Reading passage.
........
To set up a new conda environment that contains this repository's dependencies,

git clone this repository to a filepath of your choice.
cd path_to_repo
Create the conda environment automatically via the .yml file in the repository (conda env create -f gregex_env.yml, followed by conda activate gregex) or enter the commands in conda_manual_environment_creation.txt at your command prompt, one at a time.

Optional/complementary packages

csvtk lets you manipulate tab-separated output of gregex at the command line; for example:

$ python -m gregex 'Ab4GNb2(Ab4GNb4)Ma3' -o '|' -c | csvtk tab2csv -H -t | csvtk add-header -n Left,Match,Right | csvtk csv2md
Left           |Match    |Right
:--------------|:--------|:----
Ab4GNb2        |(Ab4GNb4)|Ma3
Ab4GNb2(Ab4GNb4|)        |Ma3


$ alias matches2md='csvtk tab2csv -H -t | csvtk add-header -n Left,Match,Right | csvtk csv2md'
$ python -m gregex 'Ab4GNb2(Ab4GNb4)Ma3' -o '|' -c | matches2md
Left           |Match    |Right
:--------------|:--------|:----
Ab4GNb2        |(Ab4GNb4)|Ma3
Ab4GNb2(Ab4GNb4|)        |Ma3


$ python -m gregex 'Ab4GNb2(Ab4GNb4)Ma3' -o '...' -c | csvtk tab2csv -H -t | csvtk add-header -n Left,Match,Right | csvtk csv2md
Left            |Match              |Right
:---------------|:------------------|:---------------
                |Ab4                |GNb2(Ab4GNb4)Ma3
                |Ab4GNb2            |(Ab4GNb4)Ma3
                |Ab4GNb2(Ab4GNb4)   |Ma3
                |Ab4GNb2(Ab4GNb4)Ma3|
Ab4             |GNb2               |(Ab4GNb4)Ma3
Ab4             |GNb2(Ab4GNb4)      |Ma3
Ab4             |GNb2(Ab4GNb4)Ma3   |
Ab4GNb2         |(Ab4GNb4)          |Ma3
Ab4GNb2         |(Ab4GNb4)Ma3       |
Ab4GNb2(        |Ab4                |GNb4)Ma3
Ab4GNb2(        |Ab4GNb4            |)Ma3
Ab4GNb2(Ab4     |GNb4               |)Ma3
Ab4GNb2(Ab4GNb4)|Ma3                |


$ python -m gregex 'Ab4GNb2(Ab4GNb4)Ma3' -o '_' -c | csvtk tab2csv -H -t | csvtk add-header -n Left,Match,Right | csvtk csv2md
Left            |Match              |Right
:---------------|:------------------|:---------------
                |Ab4                |GNb2(Ab4GNb4)Ma3
                |Ab4GNb2            |(Ab4GNb4)Ma3
                |Ab4GNb2(Ab4GNb4)   |Ma3
                |Ab4GNb2(Ab4GNb4)Ma3|
Ab4             |GNb2               |(Ab4GNb4)Ma3
Ab4             |GNb2(Ab4GNb4)      |Ma3
Ab4             |GNb2(Ab4GNb4)Ma3   |
Ab4GNb2         |(Ab4GNb4)          |Ma3
Ab4GNb2         |(Ab4GNb4)Ma3       |
Ab4GNb2(        |Ab4                |GNb4)Ma3
Ab4GNb2(        |Ab4GNb4            |)Ma3
Ab4GNb2(        |Ab4GNb4)           |Ma3
Ab4GNb2(        |Ab4GNb4)Ma3        |
Ab4GNb2(Ab4     |GNb4               |)Ma3
Ab4GNb2(Ab4     |GNb4)              |Ma3
Ab4GNb2(Ab4     |GNb4)Ma3           |
Ab4GNb2(Ab4GNb4 |)                  |Ma3
Ab4GNb2(Ab4GNb4 |)Ma3               |
Ab4GNb2(Ab4GNb4)|Ma3                |

TODO

Migrate tests from the dev Jupyter notebook into pytest tests.
........
Set of tasks.
A – In the gregex instructions, copy the stretch from "cd path_to_repo" through "one at a time." word for word.
B – Decide whether each statement below agrees with the gregex instructions, answering yes or no and quoting the words of the instructions that settle it: (i) The conda environment can be built from a .yml file in the repository. (ii) csvtk is presented as a required dependency. (iii) The TODO item calls for moving tests from a Jupyter notebook into pytest tests.
C – Write the next part of the gregex instructions, picking up after their final line.

(Labeled box records)
........
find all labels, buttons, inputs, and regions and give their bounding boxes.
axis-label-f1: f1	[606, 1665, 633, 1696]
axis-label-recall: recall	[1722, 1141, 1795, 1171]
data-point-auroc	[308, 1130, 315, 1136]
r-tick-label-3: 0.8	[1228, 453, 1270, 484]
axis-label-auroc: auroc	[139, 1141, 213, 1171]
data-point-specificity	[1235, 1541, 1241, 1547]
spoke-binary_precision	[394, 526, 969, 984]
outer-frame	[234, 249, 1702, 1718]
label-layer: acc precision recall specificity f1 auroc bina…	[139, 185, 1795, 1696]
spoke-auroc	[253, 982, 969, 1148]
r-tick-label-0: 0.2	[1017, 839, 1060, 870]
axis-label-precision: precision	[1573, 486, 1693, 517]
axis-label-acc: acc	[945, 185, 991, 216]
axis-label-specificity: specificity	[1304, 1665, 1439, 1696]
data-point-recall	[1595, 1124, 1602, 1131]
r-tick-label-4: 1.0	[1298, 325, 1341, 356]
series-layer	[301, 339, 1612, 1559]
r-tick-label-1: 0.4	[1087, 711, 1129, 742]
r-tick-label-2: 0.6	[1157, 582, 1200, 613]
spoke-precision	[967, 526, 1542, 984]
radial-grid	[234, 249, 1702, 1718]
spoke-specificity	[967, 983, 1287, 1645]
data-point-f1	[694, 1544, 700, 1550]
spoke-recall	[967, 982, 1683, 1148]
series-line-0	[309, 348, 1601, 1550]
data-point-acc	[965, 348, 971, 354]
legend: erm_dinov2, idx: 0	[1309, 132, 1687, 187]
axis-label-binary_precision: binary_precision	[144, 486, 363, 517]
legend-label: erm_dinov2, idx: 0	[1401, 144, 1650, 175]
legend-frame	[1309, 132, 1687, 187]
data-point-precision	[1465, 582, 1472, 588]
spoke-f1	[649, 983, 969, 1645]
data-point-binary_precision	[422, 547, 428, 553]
........
Expected results.
A –
cd path_to_repo
Create the conda environment automatically via the .yml file in the repository (conda env create -f gregex_env.yml, followed by conda activate gregex) or enter the commands in conda_manual_environment_creation.txt at your command prompt, one at a time.

B –
(i) Yes: "Create the conda environment automatically via the .yml file in the repository"
(ii) No: "Optional/complementary packages"
(iii) Yes: "Migrate tests from the dev Jupyter notebook into pytest tests."

C –
Add additional tests for code unique to gregex.py relative to the dev notebook (e.g. make sure parser recognizes every uncertainty-operator-free linear code expression you can find).
Create a clean demo notebook from the existing development notebook.
Setup sphinx/readthedocs documentation.
Qualify imports in gregex.py to avoid polluting user namespace when gregex is imported as a module.
Extend the current default Krambeck et al. (2009) grammar for fuller coverage of the syntax defined there.
Allow for distinct grammars to be loaded or swapped programmatically or specified via file (and supported through the CLI).
Add feature for stricter checking/enforcement of child ordering conventions.
Add support to the parser for uncertainty operators via a tool like minikanren or z3. Note that both directions will likely have limited support for Python 2.
Replace the parsing backend with something more efficient. There are many options here; ideally whatever is chosen should support more expressive grammars (e.g. left-recursive rules).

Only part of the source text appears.